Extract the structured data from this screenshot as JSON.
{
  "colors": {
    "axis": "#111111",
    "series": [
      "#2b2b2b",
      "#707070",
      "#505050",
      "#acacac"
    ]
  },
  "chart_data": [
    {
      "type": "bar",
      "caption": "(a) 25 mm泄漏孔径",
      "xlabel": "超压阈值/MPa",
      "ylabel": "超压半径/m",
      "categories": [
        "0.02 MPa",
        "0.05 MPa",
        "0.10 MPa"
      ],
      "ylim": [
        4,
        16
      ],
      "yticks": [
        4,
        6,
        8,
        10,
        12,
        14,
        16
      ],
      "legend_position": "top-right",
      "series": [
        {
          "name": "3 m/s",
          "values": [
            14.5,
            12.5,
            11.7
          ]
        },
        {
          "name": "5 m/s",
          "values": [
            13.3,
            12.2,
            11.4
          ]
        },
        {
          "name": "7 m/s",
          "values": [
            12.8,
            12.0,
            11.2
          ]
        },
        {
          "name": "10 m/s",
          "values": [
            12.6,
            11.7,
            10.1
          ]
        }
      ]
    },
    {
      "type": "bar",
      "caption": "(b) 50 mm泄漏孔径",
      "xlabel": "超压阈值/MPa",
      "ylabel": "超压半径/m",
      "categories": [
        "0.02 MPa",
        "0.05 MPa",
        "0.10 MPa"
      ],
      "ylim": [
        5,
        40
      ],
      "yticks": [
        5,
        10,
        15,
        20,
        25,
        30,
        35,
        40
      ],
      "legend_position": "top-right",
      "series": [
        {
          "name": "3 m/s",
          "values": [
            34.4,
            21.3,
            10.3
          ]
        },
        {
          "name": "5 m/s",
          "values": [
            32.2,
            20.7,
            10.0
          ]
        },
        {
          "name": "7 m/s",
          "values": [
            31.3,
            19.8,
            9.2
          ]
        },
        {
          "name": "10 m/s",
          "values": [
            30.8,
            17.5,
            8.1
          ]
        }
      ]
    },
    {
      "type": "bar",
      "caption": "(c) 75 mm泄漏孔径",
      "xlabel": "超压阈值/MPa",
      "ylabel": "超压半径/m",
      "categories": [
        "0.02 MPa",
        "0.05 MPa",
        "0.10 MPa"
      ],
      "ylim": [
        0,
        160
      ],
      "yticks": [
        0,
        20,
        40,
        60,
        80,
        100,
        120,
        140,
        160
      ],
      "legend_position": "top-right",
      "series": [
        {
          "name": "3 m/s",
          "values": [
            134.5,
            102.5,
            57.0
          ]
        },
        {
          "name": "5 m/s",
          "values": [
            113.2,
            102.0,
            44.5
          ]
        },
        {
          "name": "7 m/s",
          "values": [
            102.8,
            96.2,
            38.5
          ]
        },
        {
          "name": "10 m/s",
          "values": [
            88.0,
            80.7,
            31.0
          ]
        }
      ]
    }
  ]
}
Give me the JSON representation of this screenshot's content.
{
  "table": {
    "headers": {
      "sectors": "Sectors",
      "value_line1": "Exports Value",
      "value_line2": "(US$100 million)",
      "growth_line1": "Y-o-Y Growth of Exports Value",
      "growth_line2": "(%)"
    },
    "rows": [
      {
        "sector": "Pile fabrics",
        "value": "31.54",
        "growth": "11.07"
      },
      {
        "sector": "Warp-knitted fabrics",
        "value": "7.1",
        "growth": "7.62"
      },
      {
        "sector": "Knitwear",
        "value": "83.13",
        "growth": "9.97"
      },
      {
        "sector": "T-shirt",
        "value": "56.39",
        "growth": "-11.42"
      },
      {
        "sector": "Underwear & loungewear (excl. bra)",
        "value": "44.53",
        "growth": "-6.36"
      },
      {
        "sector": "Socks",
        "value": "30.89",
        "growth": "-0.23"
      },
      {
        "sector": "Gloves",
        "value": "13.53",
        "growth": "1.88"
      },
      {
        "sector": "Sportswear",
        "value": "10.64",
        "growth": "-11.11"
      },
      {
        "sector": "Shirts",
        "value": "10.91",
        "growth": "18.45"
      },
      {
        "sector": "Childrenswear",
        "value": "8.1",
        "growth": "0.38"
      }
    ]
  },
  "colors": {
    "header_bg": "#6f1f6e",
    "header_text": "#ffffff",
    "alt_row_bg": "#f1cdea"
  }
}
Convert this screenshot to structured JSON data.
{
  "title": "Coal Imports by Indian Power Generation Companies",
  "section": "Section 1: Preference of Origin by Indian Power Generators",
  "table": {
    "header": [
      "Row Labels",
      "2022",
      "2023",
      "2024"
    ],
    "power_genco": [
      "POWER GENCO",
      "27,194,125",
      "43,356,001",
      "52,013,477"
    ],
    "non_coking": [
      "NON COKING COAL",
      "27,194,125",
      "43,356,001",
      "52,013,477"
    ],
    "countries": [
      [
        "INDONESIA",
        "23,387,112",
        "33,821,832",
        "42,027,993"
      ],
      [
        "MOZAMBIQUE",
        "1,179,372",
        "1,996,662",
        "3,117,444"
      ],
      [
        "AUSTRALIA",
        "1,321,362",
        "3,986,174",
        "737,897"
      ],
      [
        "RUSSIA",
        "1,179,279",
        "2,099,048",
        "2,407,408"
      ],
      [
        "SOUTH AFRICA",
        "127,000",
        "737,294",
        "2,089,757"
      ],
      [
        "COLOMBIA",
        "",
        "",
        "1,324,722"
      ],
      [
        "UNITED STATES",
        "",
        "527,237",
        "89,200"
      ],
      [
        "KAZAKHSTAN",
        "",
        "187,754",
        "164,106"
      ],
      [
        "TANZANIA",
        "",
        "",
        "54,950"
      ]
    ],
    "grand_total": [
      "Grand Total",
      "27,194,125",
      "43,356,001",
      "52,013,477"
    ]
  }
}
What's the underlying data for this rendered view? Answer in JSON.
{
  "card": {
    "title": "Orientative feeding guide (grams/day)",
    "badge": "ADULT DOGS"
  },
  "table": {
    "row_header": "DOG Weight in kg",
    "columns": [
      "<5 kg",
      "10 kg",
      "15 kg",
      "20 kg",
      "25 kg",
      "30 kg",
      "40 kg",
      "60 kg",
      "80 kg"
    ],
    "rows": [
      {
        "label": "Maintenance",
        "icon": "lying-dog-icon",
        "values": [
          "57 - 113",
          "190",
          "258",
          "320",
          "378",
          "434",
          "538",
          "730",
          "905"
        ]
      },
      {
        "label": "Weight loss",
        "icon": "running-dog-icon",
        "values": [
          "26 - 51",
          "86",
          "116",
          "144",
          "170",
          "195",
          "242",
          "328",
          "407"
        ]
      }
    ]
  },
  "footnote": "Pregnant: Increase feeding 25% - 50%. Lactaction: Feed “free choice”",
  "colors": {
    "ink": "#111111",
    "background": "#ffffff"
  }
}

§ **EXERCISE TASK**: From the records given above, copy all lines containing "screenshot".

§ **FINISHED EXERCISE**:
Extract the structured data from this screenshot as JSON.
Give me the JSON representation of this screenshot's content.
Convert this screenshot to structured JSON data.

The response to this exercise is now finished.